Stored data entries:
* Start *
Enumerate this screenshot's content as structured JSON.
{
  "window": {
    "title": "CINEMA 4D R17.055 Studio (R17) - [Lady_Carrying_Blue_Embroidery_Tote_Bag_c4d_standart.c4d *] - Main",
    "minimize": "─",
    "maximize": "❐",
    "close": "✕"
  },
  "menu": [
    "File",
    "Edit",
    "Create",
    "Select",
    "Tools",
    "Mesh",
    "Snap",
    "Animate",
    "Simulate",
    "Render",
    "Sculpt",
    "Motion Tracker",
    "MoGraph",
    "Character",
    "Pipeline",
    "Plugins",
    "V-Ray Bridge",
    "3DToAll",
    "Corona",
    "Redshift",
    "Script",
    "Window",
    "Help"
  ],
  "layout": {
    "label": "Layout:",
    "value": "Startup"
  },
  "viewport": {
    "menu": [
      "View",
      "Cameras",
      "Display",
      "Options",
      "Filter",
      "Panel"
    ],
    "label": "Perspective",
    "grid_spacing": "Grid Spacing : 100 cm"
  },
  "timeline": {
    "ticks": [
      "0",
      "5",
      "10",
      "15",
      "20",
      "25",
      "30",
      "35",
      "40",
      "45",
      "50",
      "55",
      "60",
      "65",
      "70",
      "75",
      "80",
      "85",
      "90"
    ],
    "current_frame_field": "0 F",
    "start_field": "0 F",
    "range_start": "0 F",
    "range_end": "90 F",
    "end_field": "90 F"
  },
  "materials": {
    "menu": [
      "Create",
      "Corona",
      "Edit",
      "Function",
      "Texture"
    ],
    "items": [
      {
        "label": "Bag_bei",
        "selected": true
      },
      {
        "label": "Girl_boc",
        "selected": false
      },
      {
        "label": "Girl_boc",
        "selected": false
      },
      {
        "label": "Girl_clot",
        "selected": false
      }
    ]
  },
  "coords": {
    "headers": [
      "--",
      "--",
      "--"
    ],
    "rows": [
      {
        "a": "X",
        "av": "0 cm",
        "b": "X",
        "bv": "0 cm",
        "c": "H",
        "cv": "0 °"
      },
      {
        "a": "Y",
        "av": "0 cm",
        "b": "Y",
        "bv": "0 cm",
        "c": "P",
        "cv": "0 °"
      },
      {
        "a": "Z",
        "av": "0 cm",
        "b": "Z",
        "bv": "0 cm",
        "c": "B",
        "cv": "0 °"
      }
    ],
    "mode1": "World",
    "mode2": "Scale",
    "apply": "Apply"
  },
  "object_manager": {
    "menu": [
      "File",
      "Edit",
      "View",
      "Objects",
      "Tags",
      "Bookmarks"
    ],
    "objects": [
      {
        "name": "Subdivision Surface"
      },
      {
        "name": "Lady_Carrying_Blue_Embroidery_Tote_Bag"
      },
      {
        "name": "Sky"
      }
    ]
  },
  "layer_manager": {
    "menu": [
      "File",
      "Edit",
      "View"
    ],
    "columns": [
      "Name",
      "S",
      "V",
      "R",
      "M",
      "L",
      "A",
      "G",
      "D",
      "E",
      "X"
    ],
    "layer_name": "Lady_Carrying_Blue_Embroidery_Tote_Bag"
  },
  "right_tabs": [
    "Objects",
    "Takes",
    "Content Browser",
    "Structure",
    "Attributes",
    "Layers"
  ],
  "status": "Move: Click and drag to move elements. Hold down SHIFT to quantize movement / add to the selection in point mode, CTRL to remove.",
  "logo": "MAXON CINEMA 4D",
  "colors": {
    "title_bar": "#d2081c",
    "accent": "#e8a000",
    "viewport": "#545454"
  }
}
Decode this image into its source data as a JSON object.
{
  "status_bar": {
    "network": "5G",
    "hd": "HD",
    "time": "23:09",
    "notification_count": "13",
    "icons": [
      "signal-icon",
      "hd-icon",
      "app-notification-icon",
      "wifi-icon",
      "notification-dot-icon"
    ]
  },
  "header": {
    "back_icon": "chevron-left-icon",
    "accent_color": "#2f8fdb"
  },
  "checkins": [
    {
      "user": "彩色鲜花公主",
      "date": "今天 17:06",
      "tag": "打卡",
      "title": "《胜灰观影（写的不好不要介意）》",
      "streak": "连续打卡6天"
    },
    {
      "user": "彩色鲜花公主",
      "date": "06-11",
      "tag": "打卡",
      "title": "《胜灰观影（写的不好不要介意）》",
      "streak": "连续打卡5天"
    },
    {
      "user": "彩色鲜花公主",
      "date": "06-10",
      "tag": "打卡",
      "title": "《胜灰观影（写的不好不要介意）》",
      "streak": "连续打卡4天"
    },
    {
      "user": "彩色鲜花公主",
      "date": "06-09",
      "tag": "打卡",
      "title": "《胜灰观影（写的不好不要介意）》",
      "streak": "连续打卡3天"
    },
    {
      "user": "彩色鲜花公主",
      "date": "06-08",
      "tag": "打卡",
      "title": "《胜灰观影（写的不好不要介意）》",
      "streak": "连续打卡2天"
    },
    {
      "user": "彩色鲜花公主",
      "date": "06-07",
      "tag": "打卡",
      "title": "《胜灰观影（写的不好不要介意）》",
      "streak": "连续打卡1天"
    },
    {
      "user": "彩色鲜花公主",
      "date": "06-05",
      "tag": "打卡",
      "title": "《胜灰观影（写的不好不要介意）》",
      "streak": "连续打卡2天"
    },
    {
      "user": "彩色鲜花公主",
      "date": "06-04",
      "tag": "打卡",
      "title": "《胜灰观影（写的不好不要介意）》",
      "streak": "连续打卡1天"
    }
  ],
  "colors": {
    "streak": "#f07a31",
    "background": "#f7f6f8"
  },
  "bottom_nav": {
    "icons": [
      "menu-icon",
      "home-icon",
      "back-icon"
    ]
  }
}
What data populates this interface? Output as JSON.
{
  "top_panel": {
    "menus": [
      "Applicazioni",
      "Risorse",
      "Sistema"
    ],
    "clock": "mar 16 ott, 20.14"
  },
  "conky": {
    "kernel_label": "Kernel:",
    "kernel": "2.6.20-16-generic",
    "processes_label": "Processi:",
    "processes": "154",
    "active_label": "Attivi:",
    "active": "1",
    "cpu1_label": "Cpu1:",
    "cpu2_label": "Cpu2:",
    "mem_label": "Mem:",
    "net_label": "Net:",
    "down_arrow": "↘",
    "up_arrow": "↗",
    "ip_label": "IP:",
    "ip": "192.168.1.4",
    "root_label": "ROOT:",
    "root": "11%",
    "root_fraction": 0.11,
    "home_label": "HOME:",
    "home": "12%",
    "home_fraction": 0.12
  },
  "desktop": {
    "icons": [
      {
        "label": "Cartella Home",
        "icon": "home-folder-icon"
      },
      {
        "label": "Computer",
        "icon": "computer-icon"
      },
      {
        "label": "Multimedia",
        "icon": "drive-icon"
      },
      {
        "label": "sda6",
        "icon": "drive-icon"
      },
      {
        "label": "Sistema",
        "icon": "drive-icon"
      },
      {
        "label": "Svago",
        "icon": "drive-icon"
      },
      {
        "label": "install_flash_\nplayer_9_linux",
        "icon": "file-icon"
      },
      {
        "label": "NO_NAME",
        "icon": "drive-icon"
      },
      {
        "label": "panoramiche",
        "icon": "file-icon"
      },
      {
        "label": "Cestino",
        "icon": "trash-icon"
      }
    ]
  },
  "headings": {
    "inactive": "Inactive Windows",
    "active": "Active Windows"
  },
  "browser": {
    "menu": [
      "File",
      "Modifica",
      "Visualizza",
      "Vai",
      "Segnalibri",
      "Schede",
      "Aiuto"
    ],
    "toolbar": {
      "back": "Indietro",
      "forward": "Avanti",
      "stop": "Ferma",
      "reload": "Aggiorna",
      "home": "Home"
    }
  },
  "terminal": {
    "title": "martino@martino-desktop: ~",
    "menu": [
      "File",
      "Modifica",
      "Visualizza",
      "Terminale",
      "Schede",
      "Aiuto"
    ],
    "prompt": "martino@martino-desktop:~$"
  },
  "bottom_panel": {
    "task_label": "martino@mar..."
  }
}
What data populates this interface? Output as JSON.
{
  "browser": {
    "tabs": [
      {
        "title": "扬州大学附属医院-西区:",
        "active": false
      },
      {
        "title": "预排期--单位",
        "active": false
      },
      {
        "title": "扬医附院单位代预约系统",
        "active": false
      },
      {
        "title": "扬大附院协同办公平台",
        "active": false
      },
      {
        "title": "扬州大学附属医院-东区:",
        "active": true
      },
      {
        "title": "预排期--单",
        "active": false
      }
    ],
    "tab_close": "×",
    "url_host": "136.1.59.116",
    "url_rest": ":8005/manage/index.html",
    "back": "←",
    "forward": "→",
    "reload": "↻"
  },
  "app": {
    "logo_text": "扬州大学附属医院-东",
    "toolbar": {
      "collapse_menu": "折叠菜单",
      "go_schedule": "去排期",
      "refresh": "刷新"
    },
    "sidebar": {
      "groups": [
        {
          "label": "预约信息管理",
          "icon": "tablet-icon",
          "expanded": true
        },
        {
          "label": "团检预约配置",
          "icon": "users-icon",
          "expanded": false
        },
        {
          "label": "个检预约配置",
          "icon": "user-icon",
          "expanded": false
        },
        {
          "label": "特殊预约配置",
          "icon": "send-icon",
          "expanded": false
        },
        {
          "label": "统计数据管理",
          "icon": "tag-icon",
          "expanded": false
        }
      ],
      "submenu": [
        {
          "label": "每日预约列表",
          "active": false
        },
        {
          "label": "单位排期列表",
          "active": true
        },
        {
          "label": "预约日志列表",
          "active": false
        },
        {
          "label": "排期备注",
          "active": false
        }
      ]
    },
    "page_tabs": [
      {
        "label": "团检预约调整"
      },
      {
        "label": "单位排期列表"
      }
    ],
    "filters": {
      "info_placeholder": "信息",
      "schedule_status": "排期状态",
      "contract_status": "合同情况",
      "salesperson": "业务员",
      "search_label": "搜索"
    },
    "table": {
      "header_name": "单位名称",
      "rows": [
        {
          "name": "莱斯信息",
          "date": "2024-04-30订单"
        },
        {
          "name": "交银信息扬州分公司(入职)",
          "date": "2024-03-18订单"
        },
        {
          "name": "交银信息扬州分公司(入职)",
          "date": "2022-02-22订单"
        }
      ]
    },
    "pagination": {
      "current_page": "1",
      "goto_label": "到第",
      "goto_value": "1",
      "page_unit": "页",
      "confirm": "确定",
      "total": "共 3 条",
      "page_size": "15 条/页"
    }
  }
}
* End *
GIVEN REQUEST>
Return from the data every line that holds "desktop".

FINAL RESULT>
  "desktop": {
    "title": "martino@martino-desktop: ~",
    "prompt": "martino@martino-desktop:~$"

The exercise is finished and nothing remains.